* **Provided entries**
□ □ □ □

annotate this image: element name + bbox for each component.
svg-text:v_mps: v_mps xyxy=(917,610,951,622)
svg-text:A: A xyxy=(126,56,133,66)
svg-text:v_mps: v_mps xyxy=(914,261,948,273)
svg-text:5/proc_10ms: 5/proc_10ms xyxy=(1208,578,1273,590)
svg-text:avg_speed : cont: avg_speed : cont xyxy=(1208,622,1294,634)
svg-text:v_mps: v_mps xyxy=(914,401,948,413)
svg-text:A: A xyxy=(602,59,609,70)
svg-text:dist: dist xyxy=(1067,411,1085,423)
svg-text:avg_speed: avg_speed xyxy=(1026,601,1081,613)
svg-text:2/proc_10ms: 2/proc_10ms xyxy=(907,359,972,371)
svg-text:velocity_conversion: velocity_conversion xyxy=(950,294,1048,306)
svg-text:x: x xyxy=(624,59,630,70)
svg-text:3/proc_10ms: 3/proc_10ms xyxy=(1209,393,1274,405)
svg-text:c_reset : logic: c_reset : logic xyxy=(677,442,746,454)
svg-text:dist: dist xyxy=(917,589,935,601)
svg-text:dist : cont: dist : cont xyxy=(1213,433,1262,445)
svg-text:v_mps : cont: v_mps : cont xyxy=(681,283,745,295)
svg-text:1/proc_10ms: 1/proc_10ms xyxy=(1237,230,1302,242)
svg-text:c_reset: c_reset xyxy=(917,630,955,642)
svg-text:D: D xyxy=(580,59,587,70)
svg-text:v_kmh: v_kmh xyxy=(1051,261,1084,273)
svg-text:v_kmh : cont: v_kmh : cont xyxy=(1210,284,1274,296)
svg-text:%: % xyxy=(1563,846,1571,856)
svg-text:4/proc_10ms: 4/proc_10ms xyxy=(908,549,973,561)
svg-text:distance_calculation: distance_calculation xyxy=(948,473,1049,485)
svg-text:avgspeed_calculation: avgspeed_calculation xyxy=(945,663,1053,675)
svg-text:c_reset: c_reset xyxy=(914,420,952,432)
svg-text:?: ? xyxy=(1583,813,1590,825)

□ □ □ □

* **What is expected**
Transcribe the lines above exactly as they appear.

* **Reply to the task**
annotate this image: element name + bbox for each component.
svg-text:v_mps: v_mps xyxy=(917,610,951,622)
svg-text:A: A xyxy=(126,56,133,66)
svg-text:v_mps: v_mps xyxy=(914,261,948,273)
svg-text:5/proc_10ms: 5/proc_10ms xyxy=(1208,578,1273,590)
svg-text:avg_speed : cont: avg_speed : cont xyxy=(1208,622,1294,634)
svg-text:v_mps: v_mps xyxy=(914,401,948,413)
svg-text:A: A xyxy=(602,59,609,70)
svg-text:dist: dist xyxy=(1067,411,1085,423)
svg-text:avg_speed: avg_speed xyxy=(1026,601,1081,613)
svg-text:2/proc_10ms: 2/proc_10ms xyxy=(907,359,972,371)
svg-text:velocity_conversion: velocity_conversion xyxy=(950,294,1048,306)
svg-text:x: x xyxy=(624,59,630,70)
svg-text:3/proc_10ms: 3/proc_10ms xyxy=(1209,393,1274,405)
svg-text:c_reset : logic: c_reset : logic xyxy=(677,442,746,454)
svg-text:dist: dist xyxy=(917,589,935,601)
svg-text:dist : cont: dist : cont xyxy=(1213,433,1262,445)
svg-text:v_mps : cont: v_mps : cont xyxy=(681,283,745,295)
svg-text:1/proc_10ms: 1/proc_10ms xyxy=(1237,230,1302,242)
svg-text:c_reset: c_reset xyxy=(917,630,955,642)
svg-text:D: D xyxy=(580,59,587,70)
svg-text:v_kmh: v_kmh xyxy=(1051,261,1084,273)
svg-text:v_kmh : cont: v_kmh : cont xyxy=(1210,284,1274,296)
svg-text:%: % xyxy=(1563,846,1571,856)
svg-text:4/proc_10ms: 4/proc_10ms xyxy=(908,549,973,561)
svg-text:distance_calculation: distance_calculation xyxy=(948,473,1049,485)
svg-text:avgspeed_calculation: avgspeed_calculation xyxy=(945,663,1053,675)
svg-text:c_reset: c_reset xyxy=(914,420,952,432)
svg-text:?: ? xyxy=(1583,813,1590,825)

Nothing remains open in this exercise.